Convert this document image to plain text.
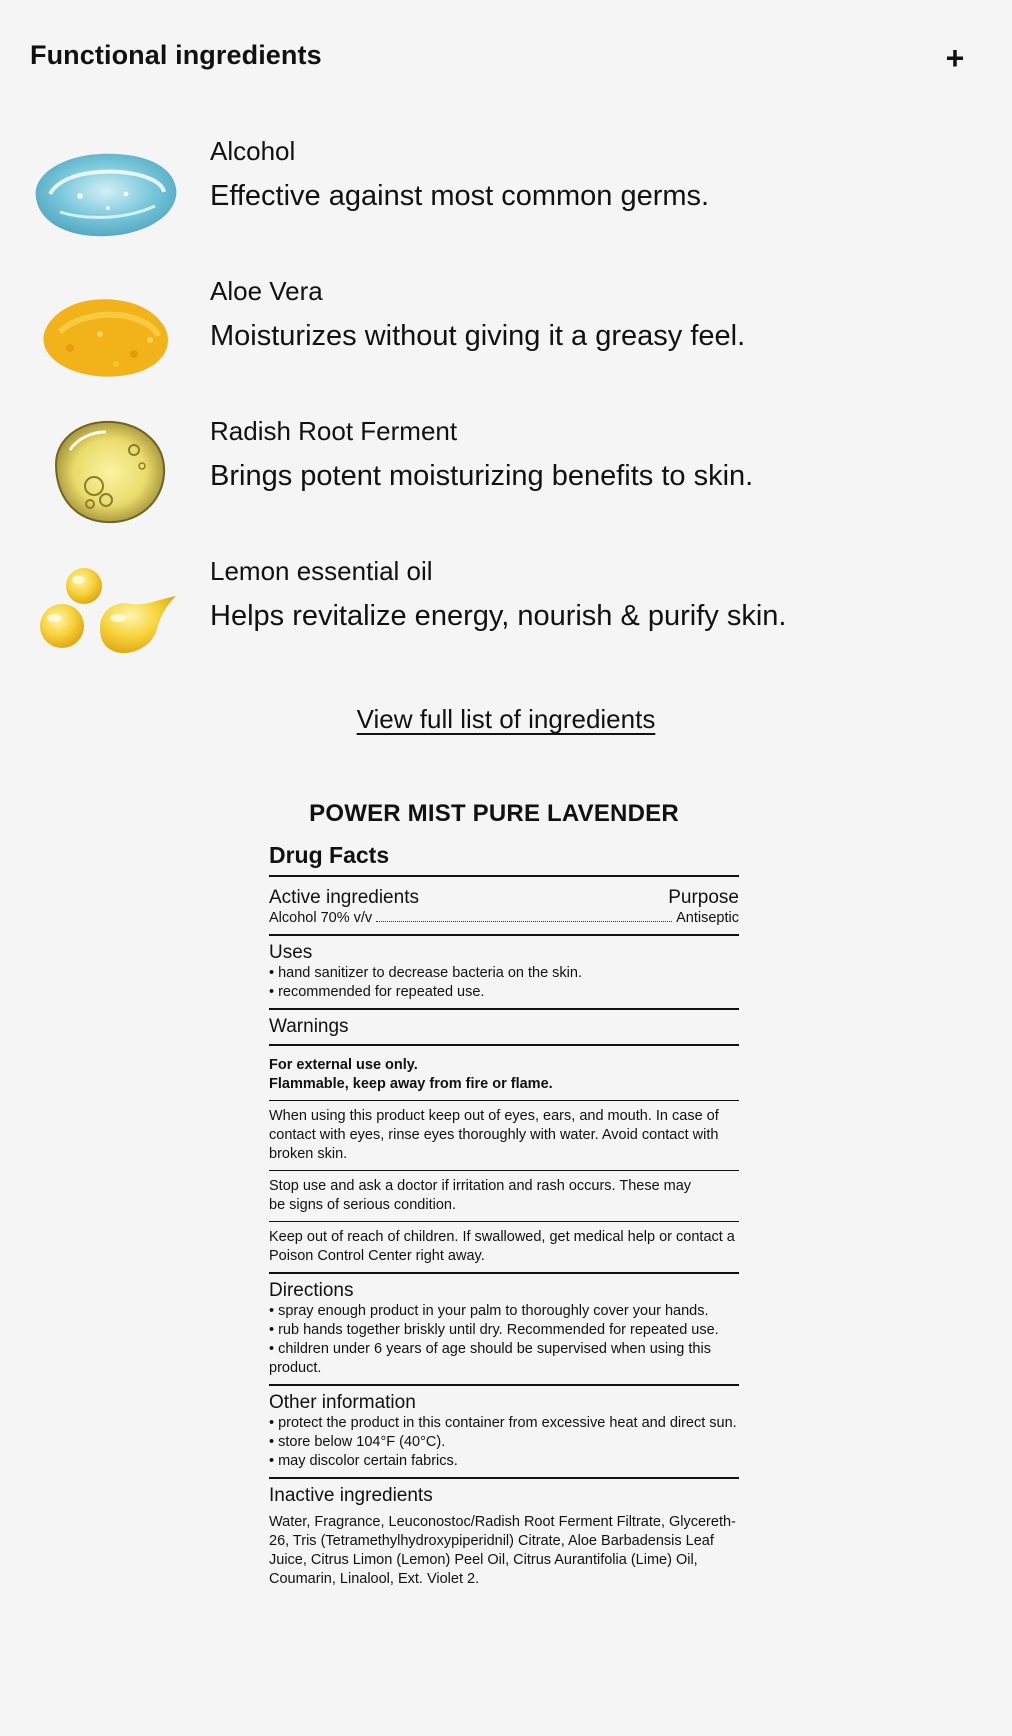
Functional ingredients	+
Alcohol
Effective against most common germs.
Aloe Vera
Moisturizes without giving it a greasy feel.
Radish Root Ferment
Brings potent moisturizing benefits to skin.
Lemon essential oil
Helps revitalize energy, nourish & purify skin.
View full list of ingredients
POWER MIST PURE LAVENDER
Drug Facts
Active ingredients	Purpose
Alcohol 70% v/v	Antiseptic
Uses
• hand sanitizer to decrease bacteria on the skin.
• recommended for repeated use.
Warnings
For external use only.
Flammable, keep away from fire or flame.
When using this product keep out of eyes, ears, and mouth. In case of contact with eyes, rinse eyes thoroughly with water. Avoid contact with broken skin.
Stop use and ask a doctor if irritation and rash occurs. These may
be signs of serious condition.
Keep out of reach of children. If swallowed, get medical help or contact a Poison Control Center right away.
Directions
• spray enough product in your palm to thoroughly cover your hands.
• rub hands together briskly until dry. Recommended for repeated use.
• children under 6 years of age should be supervised when using this product.
Other information
• protect the product in this container from excessive heat and direct sun.
• store below 104°F (40°C).
• may discolor certain fabrics.
Inactive ingredients
Water, Fragrance, Leuconostoc/Radish Root Ferment Filtrate, Glycereth-26, Tris (Tetramethylhydroxypiperidnil) Citrate, Aloe Barbadensis Leaf Juice, Citrus Limon (Lemon) Peel Oil, Citrus Aurantifolia (Lime) Oil, Coumarin, Linalool, Ext. Violet 2.
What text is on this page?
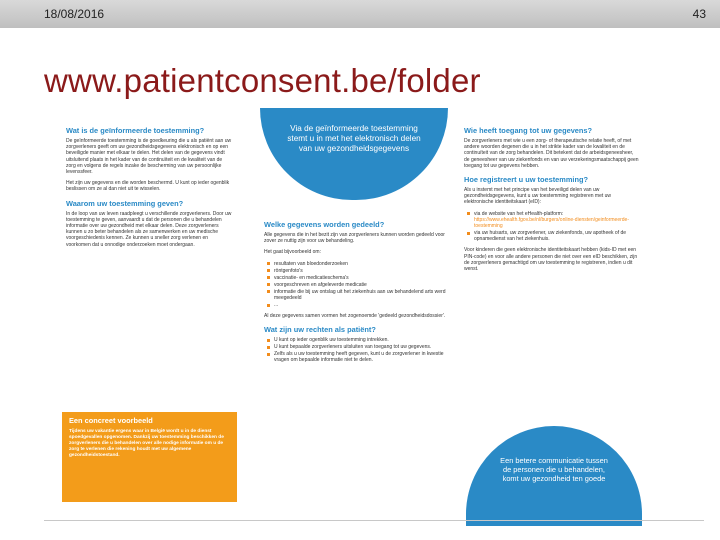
18/08/2016	43
www.patientconsent.be/folder
Wat is de geïnformeerde toestemming?
De geïnformeerde toestemming is de goedkeuring die u als patiënt aan uw zorgverleners geeft om uw gezondheidsgegevens elektronisch en op een beveiligde manier met elkaar te delen. Het delen van de gegevens vindt uitsluitend plaats in het kader van de continuïteit en de kwaliteit van de zorg en volgens de regels inzake de bescherming van uw persoonlijke levenssfeer.
Het zijn uw gegevens en die worden beschermd. U kunt op ieder ogenblik beslissen om ze al dan niet uit te wisselen.
Waarom uw toestemming geven?
In de loop van uw leven raadpleegt u verschillende zorgverleners. Door uw toestemming te geven, aanvaardt u dat de personen die u behandelen informatie over uw gezondheid met elkaar delen. Deze zorgverleners kunnen u zo beter behandelen als ze samenwerken en uw medische voorgeschiedenis kennen. Ze kunnen u sneller zorg verlenen en voorkomen dat u onnodige onderzoeken moet ondergaan.
Een concreet voorbeeld
Tijdens uw vakantie ergens waar in België wordt u in de dienst spoedgevallen opgenomen. Dankzij uw toestemming beschikken de zorgverleners die u behandelen over alle nodige informatie om u de zorg te verlenen die rekening houdt met uw algemene gezondheidstoestand.
Via de geïnformeerde toestemming stemt u in met het elektronisch delen van uw gezondheidsgegevens
Welke gegevens worden gedeeld?
Alle gegevens die in het bezit zijn van zorgverleners kunnen worden gedeeld voor zover ze nuttig zijn voor uw behandeling.
Het gaat bijvoorbeeld om:
resultaten van bloedonderzoeken
röntgenfoto's
vaccinatie- en medicatieschema's
voorgeschreven en afgeleverde medicatie
informatie die bij uw ontslag uit het ziekenhuis aan uw behandelend arts werd meegedeeld
...
Al deze gegevens samen vormen het zogenoemde 'gedeeld gezondheidsdossier'.
Wat zijn uw rechten als patiënt?
U kunt op ieder ogenblik uw toestemming intrekken.
U kunt bepaalde zorgverleners uitsluiten van toegang tot uw gegevens.
Zelfs als u uw toestemming heeft gegeven, kunt u de zorgverlener in kwestie vragen om bepaalde informatie niet te delen.
Wie heeft toegang tot uw gegevens?
De zorgverleners met wie u een zorg- of therapeutische relatie heeft, of met andere woorden degenen die u in het strikte kader van de kwaliteit en de continuïteit van de zorg behandelen. Dit betekent dat de arbeidsgeneesheer, de geneesheer van uw ziekenfonds en van uw verzekeringsmaatschappij geen toegang tot uw gegevens hebben.
Hoe registreert u uw toestemming?
Als u instemt met het principe van het beveiligd delen van uw gezondheidsgegevens, kunt u uw toestemming registreren met uw elektronische identiteitskaart (eID):
via de website van het eHealth-platform: https://www.ehealth.fgov.be/nl/burgers/online-diensten/geinformeerde-toestemming
via uw huisarts, uw zorgverlener, uw ziekenfonds, uw apotheek of de opnamedienst van het ziekenhuis.
Voor kinderen die geen elektronische identiteitskaart hebben (kids-ID met een PIN-code) en voor alle andere personen die niet over een eID beschikken, zijn de zorgverleners gemachtigd om uw toestemming te registreren, indien u dit wenst.
Een betere communicatie tussen de personen die u behandelen, komt uw gezondheid ten goede
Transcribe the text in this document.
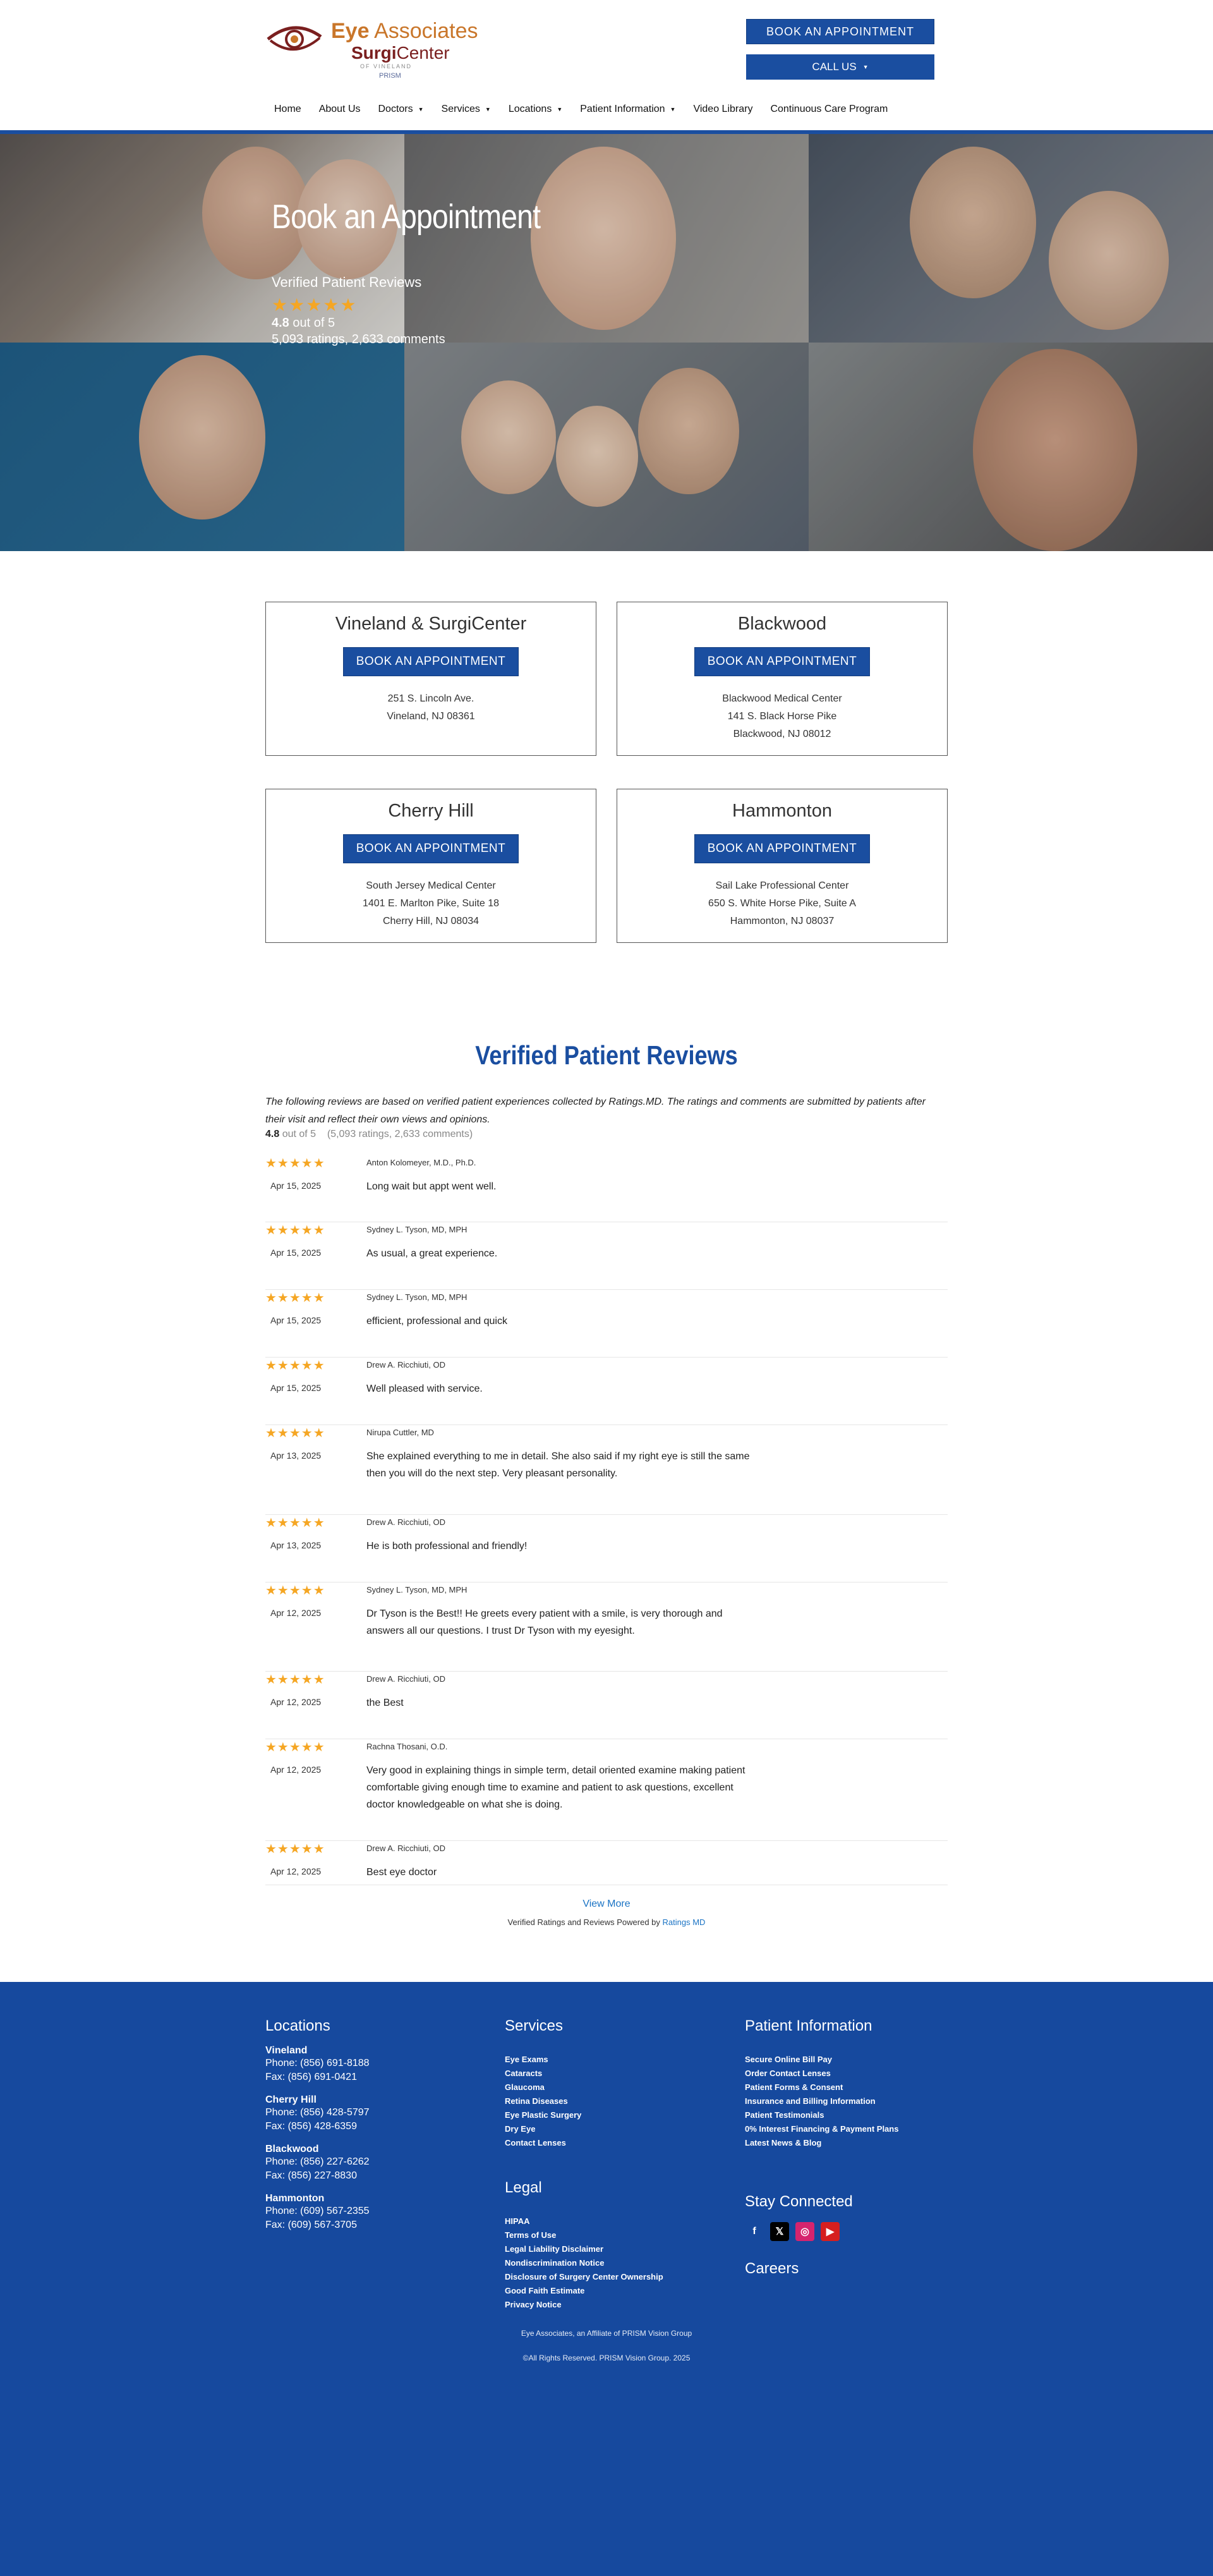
Eye Associates
SurgiCenter
OF VINELAND
PRISM
BOOK AN APPOINTMENT
CALL US ▼
Home About Us Doctors ▼ Services ▼ Locations ▼ Patient Information ▼ Video Library Continuous Care Program
Book an Appointment
Verified Patient Reviews
★★★★★
4.8 out of 5
5,093 ratings, 2,633 comments
Vineland & SurgiCenter
BOOK AN APPOINTMENT
251 S. Lincoln Ave.
Vineland, NJ 08361
Blackwood
BOOK AN APPOINTMENT
Blackwood Medical Center
141 S. Black Horse Pike
Blackwood, NJ 08012
Cherry Hill
BOOK AN APPOINTMENT
South Jersey Medical Center
1401 E. Marlton Pike, Suite 18
Cherry Hill, NJ 08034
Hammonton
BOOK AN APPOINTMENT
Sail Lake Professional Center
650 S. White Horse Pike, Suite A
Hammonton, NJ 08037
Verified Patient Reviews

The following reviews are based on verified patient experiences collected by Ratings.MD. The ratings and comments are submitted by patients after their visit and reflect their own views and opinions.

4.8 out of 5    (5,093 ratings, 2,633 comments)
★★★★★
Apr 15, 2025
Anton Kolomeyer, M.D., Ph.D.
Long wait but appt went well.
★★★★★
Apr 15, 2025
Sydney L. Tyson, MD, MPH
As usual, a great experience.
★★★★★
Apr 15, 2025
Sydney L. Tyson, MD, MPH
efficient, professional and quick
★★★★★
Apr 15, 2025
Drew A. Ricchiuti, OD
Well pleased with service.
★★★★★
Apr 13, 2025
Nirupa Cuttler, MD
She explained everything to me in detail. She also said if my right eye is still the same then you will do the next step. Very pleasant personality.
★★★★★
Apr 13, 2025
Drew A. Ricchiuti, OD
He is both professional and friendly!
★★★★★
Apr 12, 2025
Sydney L. Tyson, MD, MPH
Dr Tyson is the Best!! He greets every patient with a smile, is very thorough and answers all our questions. I trust Dr Tyson with my eyesight.
★★★★★
Apr 12, 2025
Drew A. Ricchiuti, OD
the Best
★★★★★
Apr 12, 2025
Rachna Thosani, O.D.
Very good in explaining things in simple term, detail oriented examine making patient comfortable giving enough time to examine and patient to ask questions, excellent doctor knowledgeable on what she is doing.
★★★★★
Apr 12, 2025
Drew A. Ricchiuti, OD
Best eye doctor
View More
Verified Ratings and Reviews Powered by Ratings MD
Locations
Vineland
Phone: (856) 691-8188
Fax: (856) 691-0421
Cherry Hill
Phone: (856) 428-5797
Fax: (856) 428-6359
Blackwood
Phone: (856) 227-6262
Fax: (856) 227-8830
Hammonton
Phone: (609) 567-2355
Fax: (609) 567-3705
Services
Eye Exams
Cataracts
Glaucoma
Retina Diseases
Eye Plastic Surgery
Dry Eye
Contact Lenses
Legal
HIPAA
Terms of Use
Legal Liability Disclaimer
Nondiscrimination Notice
Disclosure of Surgery Center Ownership
Good Faith Estimate
Privacy Notice
Patient Information
Secure Online Bill Pay
Order Contact Lenses
Patient Forms & Consent
Insurance and Billing Information
Patient Testimonials
0% Interest Financing & Payment Plans
Latest News & Blog
Stay Connected
f	𝕏	◎	▶
Careers
Eye Associates, an Affiliate of PRISM Vision Group
©All Rights Reserved. PRISM Vision Group. 2025
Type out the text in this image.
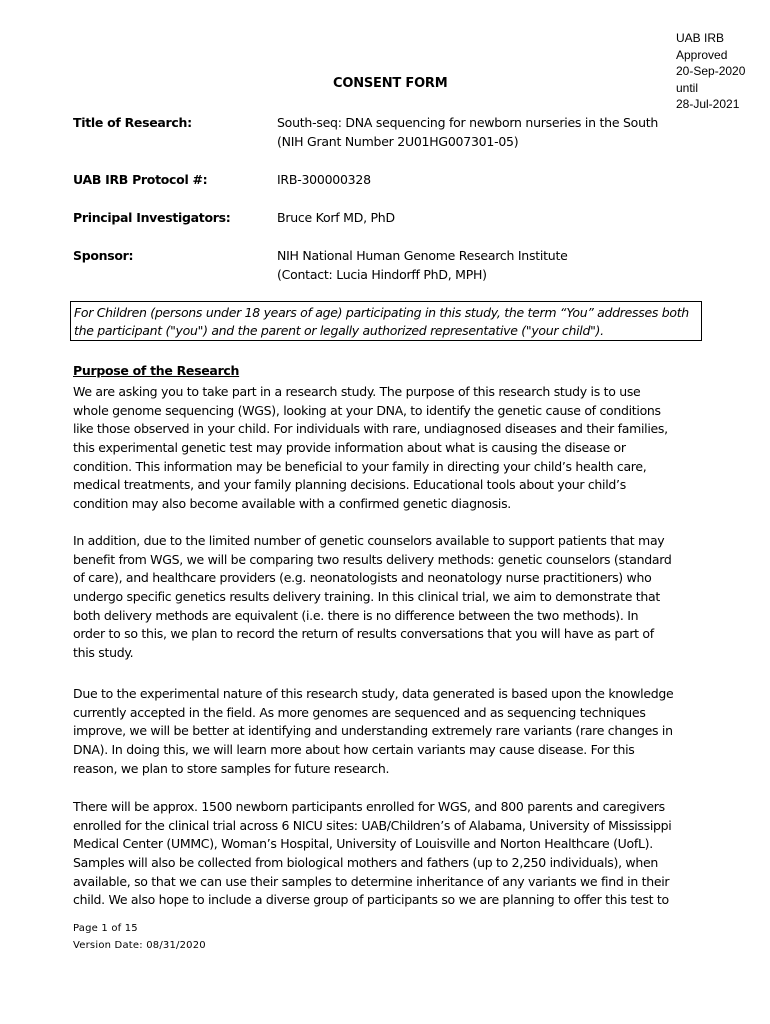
UAB IRB
Approved
20-Sep-2020
until
28-Jul-2021
CONSENT FORM
Title of Research:	South-seq: DNA sequencing for newborn nurseries in the South
(NIH Grant Number 2U01HG007301-05)
UAB IRB Protocol #:	IRB-300000328
Principal Investigators:	Bruce Korf MD, PhD
Sponsor:	NIH National Human Genome Research Institute
(Contact: Lucia Hindorff PhD, MPH)
For Children (persons under 18 years of age) participating in this study, the term “You” addresses both
the participant ("you") and the parent or legally authorized representative ("your child").
Purpose of the Research
We are asking you to take part in a research study. The purpose of this research study is to use
whole genome sequencing (WGS), looking at your DNA, to identify the genetic cause of conditions
like those observed in your child. For individuals with rare, undiagnosed diseases and their families,
this experimental genetic test may provide information about what is causing the disease or
condition. This information may be beneficial to your family in directing your child’s health care,
medical treatments, and your family planning decisions. Educational tools about your child’s
condition may also become available with a confirmed genetic diagnosis.
In addition, due to the limited number of genetic counselors available to support patients that may
benefit from WGS, we will be comparing two results delivery methods: genetic counselors (standard
of care), and healthcare providers (e.g. neonatologists and neonatology nurse practitioners) who
undergo specific genetics results delivery training. In this clinical trial, we aim to demonstrate that
both delivery methods are equivalent (i.e. there is no difference between the two methods). In
order to so this, we plan to record the return of results conversations that you will have as part of
this study.
Due to the experimental nature of this research study, data generated is based upon the knowledge
currently accepted in the field. As more genomes are sequenced and as sequencing techniques
improve, we will be better at identifying and understanding extremely rare variants (rare changes in
DNA). In doing this, we will learn more about how certain variants may cause disease. For this
reason, we plan to store samples for future research.
There will be approx. 1500 newborn participants enrolled for WGS, and 800 parents and caregivers
enrolled for the clinical trial across 6 NICU sites: UAB/Children’s of Alabama, University of Mississippi
Medical Center (UMMC), Woman’s Hospital, University of Louisville and Norton Healthcare (UofL).
Samples will also be collected from biological mothers and fathers (up to 2,250 individuals), when
available, so that we can use their samples to determine inheritance of any variants we find in their
child. We also hope to include a diverse group of participants so we are planning to offer this test to
Page 1 of 15
Version Date: 08/31/2020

##############################

WHAT YOU NEED TO DO = Reproduce every line from the listing above that holds the word "rare".

ANSWER SECTION =
like those observed in your child. For individuals with rare, undiagnosed diseases and their families,
improve, we will be better at identifying and understanding extremely rare variants (rare changes in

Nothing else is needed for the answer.